— begin Given information —

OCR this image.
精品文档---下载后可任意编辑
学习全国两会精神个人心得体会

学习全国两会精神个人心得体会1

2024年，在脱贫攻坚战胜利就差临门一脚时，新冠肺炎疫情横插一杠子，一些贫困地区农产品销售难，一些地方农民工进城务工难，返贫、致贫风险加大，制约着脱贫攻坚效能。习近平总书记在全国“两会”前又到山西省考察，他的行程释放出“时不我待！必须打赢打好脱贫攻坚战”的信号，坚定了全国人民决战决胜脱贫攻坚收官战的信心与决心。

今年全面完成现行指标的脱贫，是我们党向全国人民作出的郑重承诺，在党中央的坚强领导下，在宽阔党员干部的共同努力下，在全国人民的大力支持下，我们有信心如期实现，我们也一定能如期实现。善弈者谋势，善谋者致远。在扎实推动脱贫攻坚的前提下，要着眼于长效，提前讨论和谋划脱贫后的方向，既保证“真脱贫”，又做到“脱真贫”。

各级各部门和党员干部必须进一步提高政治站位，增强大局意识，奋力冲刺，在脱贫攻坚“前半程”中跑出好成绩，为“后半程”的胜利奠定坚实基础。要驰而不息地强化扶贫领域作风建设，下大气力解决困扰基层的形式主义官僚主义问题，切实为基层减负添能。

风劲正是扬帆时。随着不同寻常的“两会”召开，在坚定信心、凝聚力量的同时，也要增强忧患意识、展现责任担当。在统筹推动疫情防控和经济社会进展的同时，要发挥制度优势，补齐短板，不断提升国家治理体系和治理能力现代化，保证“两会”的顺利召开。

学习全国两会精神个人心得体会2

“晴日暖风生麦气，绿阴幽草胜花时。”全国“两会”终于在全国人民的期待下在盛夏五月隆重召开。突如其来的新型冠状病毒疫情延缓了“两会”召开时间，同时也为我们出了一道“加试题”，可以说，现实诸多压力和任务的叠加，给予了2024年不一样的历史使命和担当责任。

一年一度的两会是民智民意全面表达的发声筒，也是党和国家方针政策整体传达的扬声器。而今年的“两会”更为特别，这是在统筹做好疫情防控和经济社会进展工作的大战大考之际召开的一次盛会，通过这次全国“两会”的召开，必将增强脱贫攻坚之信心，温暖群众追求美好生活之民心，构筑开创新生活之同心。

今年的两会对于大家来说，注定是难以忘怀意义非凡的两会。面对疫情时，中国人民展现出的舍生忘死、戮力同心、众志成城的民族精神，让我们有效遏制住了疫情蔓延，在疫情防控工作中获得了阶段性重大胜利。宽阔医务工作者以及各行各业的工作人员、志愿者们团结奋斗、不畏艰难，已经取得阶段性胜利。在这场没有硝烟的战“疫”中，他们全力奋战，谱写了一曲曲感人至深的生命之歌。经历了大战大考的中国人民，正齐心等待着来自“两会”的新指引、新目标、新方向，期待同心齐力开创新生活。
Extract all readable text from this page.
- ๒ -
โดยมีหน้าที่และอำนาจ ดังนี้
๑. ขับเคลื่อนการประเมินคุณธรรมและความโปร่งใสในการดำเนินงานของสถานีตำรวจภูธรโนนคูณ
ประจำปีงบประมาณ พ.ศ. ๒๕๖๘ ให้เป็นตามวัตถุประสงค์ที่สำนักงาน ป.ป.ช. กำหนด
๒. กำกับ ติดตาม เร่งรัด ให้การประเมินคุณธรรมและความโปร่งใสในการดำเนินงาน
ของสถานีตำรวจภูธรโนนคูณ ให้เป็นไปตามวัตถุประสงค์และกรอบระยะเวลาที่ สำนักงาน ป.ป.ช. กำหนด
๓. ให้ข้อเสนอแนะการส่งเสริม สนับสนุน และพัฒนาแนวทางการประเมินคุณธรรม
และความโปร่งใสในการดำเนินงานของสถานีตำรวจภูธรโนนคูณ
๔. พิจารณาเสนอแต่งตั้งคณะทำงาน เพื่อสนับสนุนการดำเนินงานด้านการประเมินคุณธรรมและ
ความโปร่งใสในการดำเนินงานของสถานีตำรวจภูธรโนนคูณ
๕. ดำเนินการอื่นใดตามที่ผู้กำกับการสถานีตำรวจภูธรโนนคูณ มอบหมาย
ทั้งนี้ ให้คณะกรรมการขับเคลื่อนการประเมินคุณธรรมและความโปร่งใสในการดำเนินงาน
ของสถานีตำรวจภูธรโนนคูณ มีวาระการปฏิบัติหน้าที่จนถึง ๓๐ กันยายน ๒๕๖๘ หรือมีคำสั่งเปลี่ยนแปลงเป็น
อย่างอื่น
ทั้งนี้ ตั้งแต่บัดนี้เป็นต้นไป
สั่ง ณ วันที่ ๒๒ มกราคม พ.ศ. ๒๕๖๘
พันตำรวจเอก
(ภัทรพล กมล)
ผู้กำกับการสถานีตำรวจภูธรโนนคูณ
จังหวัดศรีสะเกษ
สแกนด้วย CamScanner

— end Given information —

Exercise objective:
Show every line of the records above that contains the word "บการสถาน".

Answer for this exercise:
๕. ดำเนินการอื่นใดตามที่ผู้กำกับการสถานีตำรวจภูธรโนนคูณ มอบหมาย
ผู้กำกับการสถานีตำรวจภูธรโนนคูณ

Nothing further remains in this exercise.